Task to complete>
Every line below that holds the string "Vertical" should be copied out.
= = = = = = =
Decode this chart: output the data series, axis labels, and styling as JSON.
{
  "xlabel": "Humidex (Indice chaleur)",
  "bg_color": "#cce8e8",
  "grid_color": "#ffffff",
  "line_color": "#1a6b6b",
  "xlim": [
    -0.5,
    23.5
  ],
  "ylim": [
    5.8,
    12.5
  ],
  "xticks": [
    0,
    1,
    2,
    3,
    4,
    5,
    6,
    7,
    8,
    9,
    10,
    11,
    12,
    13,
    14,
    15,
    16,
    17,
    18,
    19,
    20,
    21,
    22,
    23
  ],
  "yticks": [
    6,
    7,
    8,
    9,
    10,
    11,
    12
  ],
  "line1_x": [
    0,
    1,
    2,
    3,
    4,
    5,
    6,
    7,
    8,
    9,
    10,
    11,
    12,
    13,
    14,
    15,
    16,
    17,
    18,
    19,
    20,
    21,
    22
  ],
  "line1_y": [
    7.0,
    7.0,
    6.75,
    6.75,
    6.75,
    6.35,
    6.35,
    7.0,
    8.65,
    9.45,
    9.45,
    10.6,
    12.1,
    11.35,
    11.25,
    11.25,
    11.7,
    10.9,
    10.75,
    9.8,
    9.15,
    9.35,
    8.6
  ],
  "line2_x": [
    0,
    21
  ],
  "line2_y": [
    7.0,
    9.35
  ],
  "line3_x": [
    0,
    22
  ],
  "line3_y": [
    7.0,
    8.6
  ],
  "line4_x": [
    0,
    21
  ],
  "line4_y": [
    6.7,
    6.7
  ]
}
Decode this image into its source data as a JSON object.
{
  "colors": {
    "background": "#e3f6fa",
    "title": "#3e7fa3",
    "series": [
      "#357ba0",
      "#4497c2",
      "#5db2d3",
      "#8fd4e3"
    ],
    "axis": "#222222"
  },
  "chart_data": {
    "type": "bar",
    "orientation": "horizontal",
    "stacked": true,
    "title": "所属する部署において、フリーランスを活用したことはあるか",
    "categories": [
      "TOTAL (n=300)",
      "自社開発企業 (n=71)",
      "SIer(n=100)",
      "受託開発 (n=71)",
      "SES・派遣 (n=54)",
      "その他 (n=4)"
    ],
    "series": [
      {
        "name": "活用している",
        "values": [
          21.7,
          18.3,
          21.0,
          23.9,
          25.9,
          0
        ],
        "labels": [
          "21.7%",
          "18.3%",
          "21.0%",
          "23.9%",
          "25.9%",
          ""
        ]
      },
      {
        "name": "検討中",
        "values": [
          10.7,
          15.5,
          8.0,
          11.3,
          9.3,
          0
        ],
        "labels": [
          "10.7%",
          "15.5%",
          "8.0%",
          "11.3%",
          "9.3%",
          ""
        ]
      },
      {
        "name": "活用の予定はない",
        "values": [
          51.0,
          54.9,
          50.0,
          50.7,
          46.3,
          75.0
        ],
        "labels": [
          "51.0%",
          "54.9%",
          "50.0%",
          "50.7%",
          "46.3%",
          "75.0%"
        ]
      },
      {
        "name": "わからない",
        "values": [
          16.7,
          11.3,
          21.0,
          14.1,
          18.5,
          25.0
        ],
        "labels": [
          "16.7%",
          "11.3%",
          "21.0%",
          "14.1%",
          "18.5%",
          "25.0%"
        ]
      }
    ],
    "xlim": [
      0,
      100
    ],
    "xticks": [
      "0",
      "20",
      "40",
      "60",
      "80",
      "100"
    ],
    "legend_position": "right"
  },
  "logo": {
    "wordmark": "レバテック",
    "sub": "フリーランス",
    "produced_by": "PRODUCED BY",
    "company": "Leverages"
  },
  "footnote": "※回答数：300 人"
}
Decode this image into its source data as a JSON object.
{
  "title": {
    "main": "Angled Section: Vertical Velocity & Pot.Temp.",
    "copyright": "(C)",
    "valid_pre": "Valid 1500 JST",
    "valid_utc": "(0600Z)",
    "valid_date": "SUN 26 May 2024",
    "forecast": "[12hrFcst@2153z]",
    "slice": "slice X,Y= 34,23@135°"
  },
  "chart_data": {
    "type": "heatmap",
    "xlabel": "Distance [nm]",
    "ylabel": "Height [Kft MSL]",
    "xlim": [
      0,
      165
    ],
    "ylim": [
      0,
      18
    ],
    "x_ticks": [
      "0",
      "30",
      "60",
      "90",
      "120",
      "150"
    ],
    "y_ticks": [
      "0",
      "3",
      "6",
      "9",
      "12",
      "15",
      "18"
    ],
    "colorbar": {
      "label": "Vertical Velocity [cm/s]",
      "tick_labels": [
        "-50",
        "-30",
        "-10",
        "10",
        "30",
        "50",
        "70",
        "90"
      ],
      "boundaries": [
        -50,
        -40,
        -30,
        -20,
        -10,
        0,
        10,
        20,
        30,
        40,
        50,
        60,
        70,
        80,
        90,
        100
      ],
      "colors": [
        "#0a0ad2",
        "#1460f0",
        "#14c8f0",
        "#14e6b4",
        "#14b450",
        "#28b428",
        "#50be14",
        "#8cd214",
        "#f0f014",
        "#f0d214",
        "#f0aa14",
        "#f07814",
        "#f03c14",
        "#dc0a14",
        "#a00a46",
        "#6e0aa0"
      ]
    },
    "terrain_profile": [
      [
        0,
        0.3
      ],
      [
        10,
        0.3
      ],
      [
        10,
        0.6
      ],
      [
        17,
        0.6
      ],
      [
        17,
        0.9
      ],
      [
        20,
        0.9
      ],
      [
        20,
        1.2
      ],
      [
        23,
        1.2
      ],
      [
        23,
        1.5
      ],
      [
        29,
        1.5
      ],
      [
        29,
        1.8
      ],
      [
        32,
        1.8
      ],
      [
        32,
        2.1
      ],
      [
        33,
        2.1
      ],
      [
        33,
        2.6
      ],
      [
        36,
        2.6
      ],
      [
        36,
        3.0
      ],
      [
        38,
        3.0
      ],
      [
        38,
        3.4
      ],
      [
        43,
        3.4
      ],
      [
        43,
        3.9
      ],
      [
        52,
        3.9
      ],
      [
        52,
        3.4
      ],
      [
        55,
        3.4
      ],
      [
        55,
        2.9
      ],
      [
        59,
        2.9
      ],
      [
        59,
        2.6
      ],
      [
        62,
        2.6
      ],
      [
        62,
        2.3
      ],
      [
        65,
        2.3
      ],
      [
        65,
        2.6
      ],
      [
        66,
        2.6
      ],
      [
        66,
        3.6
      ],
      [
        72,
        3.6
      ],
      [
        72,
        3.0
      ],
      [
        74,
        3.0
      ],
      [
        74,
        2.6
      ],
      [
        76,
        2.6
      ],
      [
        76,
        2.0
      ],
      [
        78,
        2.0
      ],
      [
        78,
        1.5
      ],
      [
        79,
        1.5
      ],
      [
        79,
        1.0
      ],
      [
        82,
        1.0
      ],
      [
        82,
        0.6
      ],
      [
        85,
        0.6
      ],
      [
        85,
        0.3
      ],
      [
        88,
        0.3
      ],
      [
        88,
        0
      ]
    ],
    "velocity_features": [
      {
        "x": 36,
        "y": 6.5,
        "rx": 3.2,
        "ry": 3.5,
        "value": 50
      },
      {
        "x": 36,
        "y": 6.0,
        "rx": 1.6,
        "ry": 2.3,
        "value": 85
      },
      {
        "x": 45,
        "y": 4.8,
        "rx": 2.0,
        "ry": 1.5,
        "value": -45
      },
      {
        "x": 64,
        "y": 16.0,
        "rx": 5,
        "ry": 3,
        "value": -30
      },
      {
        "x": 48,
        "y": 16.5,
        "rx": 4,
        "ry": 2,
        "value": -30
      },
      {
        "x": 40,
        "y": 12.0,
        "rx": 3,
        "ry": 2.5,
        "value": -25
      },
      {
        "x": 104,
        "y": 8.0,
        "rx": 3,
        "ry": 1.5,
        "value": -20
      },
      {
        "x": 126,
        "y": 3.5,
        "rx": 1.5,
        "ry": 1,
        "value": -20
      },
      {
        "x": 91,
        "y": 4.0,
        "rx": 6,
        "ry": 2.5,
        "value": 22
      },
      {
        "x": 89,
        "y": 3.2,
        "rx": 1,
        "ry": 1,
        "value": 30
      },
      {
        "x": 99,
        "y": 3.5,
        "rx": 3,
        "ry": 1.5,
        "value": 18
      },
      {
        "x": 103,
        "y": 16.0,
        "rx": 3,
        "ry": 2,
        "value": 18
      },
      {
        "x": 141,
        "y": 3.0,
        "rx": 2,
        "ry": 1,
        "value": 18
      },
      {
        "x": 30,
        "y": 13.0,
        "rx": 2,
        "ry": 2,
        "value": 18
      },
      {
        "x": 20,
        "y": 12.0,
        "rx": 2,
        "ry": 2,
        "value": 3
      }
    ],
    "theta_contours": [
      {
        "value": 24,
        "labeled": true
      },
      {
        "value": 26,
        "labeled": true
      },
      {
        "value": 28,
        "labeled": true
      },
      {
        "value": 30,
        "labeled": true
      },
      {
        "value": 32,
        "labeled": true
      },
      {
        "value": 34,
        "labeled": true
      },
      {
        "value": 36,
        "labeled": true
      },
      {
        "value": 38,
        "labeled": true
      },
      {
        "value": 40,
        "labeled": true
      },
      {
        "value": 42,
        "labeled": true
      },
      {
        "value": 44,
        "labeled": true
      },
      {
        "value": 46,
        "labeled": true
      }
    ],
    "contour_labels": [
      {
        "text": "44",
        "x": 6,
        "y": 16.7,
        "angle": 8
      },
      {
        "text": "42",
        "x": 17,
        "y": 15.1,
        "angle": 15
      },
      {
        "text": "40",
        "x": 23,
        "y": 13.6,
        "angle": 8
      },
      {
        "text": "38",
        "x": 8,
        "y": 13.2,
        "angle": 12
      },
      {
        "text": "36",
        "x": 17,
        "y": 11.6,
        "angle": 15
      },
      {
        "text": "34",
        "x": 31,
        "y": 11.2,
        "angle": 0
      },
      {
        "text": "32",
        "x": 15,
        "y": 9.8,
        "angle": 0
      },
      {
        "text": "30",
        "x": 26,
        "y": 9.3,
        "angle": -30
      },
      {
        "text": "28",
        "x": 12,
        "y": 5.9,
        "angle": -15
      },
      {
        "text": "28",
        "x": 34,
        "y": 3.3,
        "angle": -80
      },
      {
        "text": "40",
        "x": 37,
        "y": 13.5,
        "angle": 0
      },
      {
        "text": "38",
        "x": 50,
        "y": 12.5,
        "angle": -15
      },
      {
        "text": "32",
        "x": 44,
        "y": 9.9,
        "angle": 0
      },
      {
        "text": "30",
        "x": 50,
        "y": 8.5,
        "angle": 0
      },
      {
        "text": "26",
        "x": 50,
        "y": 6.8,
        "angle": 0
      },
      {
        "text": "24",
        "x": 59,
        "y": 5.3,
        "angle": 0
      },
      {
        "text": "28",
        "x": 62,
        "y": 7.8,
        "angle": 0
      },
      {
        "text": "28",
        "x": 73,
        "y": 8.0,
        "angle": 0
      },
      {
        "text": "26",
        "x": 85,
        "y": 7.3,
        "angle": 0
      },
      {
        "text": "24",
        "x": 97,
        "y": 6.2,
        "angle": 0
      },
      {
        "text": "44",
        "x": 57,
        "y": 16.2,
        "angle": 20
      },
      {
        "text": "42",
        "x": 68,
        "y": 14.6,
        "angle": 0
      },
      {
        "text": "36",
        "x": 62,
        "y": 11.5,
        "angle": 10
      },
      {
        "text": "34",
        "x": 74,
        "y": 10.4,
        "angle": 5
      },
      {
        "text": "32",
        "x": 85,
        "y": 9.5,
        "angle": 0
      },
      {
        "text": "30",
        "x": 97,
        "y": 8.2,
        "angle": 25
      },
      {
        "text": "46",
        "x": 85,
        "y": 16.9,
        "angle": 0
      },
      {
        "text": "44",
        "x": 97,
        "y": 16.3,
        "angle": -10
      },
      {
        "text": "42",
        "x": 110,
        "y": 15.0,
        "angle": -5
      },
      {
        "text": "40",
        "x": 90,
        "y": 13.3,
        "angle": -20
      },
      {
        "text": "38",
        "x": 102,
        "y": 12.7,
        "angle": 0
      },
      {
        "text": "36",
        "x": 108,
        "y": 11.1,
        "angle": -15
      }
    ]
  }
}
= = = = = = =
Answer below>
    "main": "Angled Section: Vertical Velocity & Pot.Temp.",
      "label": "Vertical Velocity [cm/s]",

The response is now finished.